Dataset records
+--

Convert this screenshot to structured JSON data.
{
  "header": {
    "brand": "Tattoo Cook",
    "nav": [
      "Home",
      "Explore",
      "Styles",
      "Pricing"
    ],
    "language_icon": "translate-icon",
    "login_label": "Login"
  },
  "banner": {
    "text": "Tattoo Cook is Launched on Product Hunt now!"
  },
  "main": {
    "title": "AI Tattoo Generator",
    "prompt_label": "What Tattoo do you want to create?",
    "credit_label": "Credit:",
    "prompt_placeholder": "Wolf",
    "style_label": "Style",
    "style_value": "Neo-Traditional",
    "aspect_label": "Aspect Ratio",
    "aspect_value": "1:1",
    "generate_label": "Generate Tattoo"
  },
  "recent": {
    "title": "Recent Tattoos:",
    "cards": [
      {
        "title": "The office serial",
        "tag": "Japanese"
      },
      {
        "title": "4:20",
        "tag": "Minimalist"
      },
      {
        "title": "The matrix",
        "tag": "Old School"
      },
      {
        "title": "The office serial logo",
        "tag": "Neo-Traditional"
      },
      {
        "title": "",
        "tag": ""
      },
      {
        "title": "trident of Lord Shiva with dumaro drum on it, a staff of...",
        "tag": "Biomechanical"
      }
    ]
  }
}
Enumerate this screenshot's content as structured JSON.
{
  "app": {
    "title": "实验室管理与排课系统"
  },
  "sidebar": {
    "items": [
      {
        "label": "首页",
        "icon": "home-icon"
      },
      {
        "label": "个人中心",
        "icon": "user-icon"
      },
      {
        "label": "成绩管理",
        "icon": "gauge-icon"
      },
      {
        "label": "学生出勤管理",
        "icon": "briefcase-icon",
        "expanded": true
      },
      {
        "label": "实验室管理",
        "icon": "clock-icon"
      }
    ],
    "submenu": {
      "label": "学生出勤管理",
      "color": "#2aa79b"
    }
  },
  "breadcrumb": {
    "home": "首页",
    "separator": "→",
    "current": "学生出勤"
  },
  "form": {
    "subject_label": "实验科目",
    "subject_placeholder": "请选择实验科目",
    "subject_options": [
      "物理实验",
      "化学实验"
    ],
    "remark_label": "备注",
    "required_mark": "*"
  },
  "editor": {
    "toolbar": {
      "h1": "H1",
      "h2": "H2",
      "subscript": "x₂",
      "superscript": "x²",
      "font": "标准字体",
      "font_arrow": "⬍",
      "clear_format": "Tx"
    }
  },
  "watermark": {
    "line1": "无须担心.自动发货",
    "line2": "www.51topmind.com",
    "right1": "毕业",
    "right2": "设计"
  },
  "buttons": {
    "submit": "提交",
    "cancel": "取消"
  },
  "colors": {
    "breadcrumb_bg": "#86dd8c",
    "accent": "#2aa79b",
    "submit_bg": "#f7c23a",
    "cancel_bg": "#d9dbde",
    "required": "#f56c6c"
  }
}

+--

TASK STATEMENT: Reproduce each entry word for word.

RESULT:
Convert this screenshot to structured JSON data.
{
  "header": {
    "brand": "Tattoo Cook",
    "nav": [
      "Home",
      "Explore",
      "Styles",
      "Pricing"
    ],
    "language_icon": "translate-icon",
    "login_label": "Login"
  },
  "banner": {
    "text": "Tattoo Cook is Launched on Product Hunt now!"
  },
  "main": {
    "title": "AI Tattoo Generator",
    "prompt_label": "What Tattoo do you want to create?",
    "credit_label": "Credit:",
    "prompt_placeholder": "Wolf",
    "style_label": "Style",
    "style_value": "Neo-Traditional",
    "aspect_label": "Aspect Ratio",
    "aspect_value": "1:1",
    "generate_label": "Generate Tattoo"
  },
  "recent": {
    "title": "Recent Tattoos:",
    "cards": [
      {
        "title": "The office serial",
        "tag": "Japanese"
      },
      {
        "title": "4:20",
        "tag": "Minimalist"
      },
      {
        "title": "The matrix",
        "tag": "Old School"
      },
      {
        "title": "The office serial logo",
        "tag": "Neo-Traditional"
      },
      {
        "title": "",
        "tag": ""
      },
      {
        "title": "trident of Lord Shiva with dumaro drum on it, a staff of...",
        "tag": "Biomechanical"
      }
    ]
  }
}
Enumerate this screenshot's content as structured JSON.
{
  "app": {
    "title": "实验室管理与排课系统"
  },
  "sidebar": {
    "items": [
      {
        "label": "首页",
        "icon": "home-icon"
      },
      {
        "label": "个人中心",
        "icon": "user-icon"
      },
      {
        "label": "成绩管理",
        "icon": "gauge-icon"
      },
      {
        "label": "学生出勤管理",
        "icon": "briefcase-icon",
        "expanded": true
      },
      {
        "label": "实验室管理",
        "icon": "clock-icon"
      }
    ],
    "submenu": {
      "label": "学生出勤管理",
      "color": "#2aa79b"
    }
  },
  "breadcrumb": {
    "home": "首页",
    "separator": "→",
    "current": "学生出勤"
  },
  "form": {
    "subject_label": "实验科目",
    "subject_placeholder": "请选择实验科目",
    "subject_options": [
      "物理实验",
      "化学实验"
    ],
    "remark_label": "备注",
    "required_mark": "*"
  },
  "editor": {
    "toolbar": {
      "h1": "H1",
      "h2": "H2",
      "subscript": "x₂",
      "superscript": "x²",
      "font": "标准字体",
      "font_arrow": "⬍",
      "clear_format": "Tx"
    }
  },
  "watermark": {
    "line1": "无须担心.自动发货",
    "line2": "www.51topmind.com",
    "right1": "毕业",
    "right2": "设计"
  },
  "buttons": {
    "submit": "提交",
    "cancel": "取消"
  },
  "colors": {
    "breadcrumb_bg": "#86dd8c",
    "accent": "#2aa79b",
    "submit_bg": "#f7c23a",
    "cancel_bg": "#d9dbde",
    "required": "#f56c6c"
  }
}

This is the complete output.